#### [Stored items from a collection]
_ _ _ _
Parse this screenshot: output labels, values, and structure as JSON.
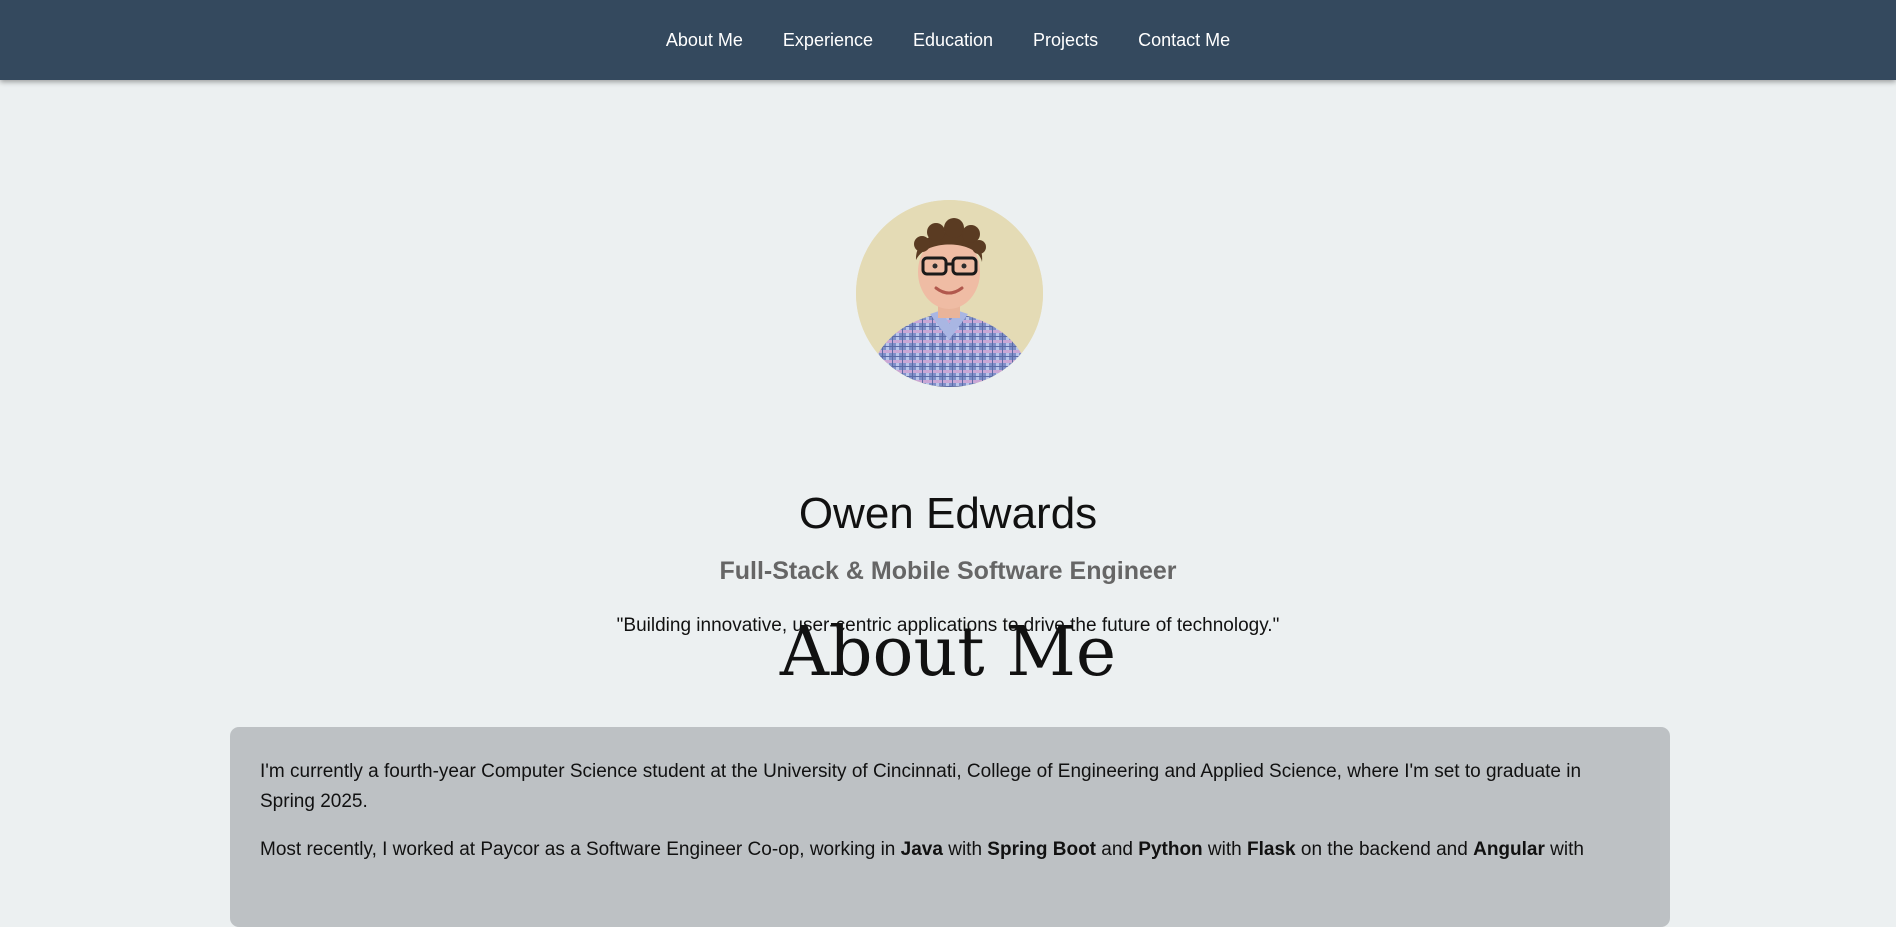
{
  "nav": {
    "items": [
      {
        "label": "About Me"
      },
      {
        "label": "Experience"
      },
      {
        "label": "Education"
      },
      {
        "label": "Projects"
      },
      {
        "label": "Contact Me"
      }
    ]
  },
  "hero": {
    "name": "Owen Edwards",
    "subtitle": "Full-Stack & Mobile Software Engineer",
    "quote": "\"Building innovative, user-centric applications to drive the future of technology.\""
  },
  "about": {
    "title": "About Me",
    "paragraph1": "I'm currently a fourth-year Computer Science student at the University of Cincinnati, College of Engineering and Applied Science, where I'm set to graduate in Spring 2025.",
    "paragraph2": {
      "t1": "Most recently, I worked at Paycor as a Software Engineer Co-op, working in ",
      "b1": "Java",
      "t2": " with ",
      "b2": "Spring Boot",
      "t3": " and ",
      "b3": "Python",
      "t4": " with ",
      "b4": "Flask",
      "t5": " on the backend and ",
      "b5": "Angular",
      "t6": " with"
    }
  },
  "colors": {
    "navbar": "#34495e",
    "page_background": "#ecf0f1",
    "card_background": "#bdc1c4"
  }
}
_ _ _ _
#### [What to do]
Exclude the pictures and transcribe all of the entries exactly.

#### [Result for this task]
Parse this screenshot: output labels, values, and structure as JSON.
{
  "nav": {
    "items": [
      {
        "label": "About Me"
      },
      {
        "label": "Experience"
      },
      {
        "label": "Education"
      },
      {
        "label": "Projects"
      },
      {
        "label": "Contact Me"
      }
    ]
  },
  "hero": {
    "name": "Owen Edwards",
    "subtitle": "Full-Stack & Mobile Software Engineer",
    "quote": "\"Building innovative, user-centric applications to drive the future of technology.\""
  },
  "about": {
    "title": "About Me",
    "paragraph1": "I'm currently a fourth-year Computer Science student at the University of Cincinnati, College of Engineering and Applied Science, where I'm set to graduate in Spring 2025.",
    "paragraph2": {
      "t1": "Most recently, I worked at Paycor as a Software Engineer Co-op, working in ",
      "b1": "Java",
      "t2": " with ",
      "b2": "Spring Boot",
      "t3": " and ",
      "b3": "Python",
      "t4": " with ",
      "b4": "Flask",
      "t5": " on the backend and ",
      "b5": "Angular",
      "t6": " with"
    }
  },
  "colors": {
    "navbar": "#34495e",
    "page_background": "#ecf0f1",
    "card_background": "#bdc1c4"
  }
}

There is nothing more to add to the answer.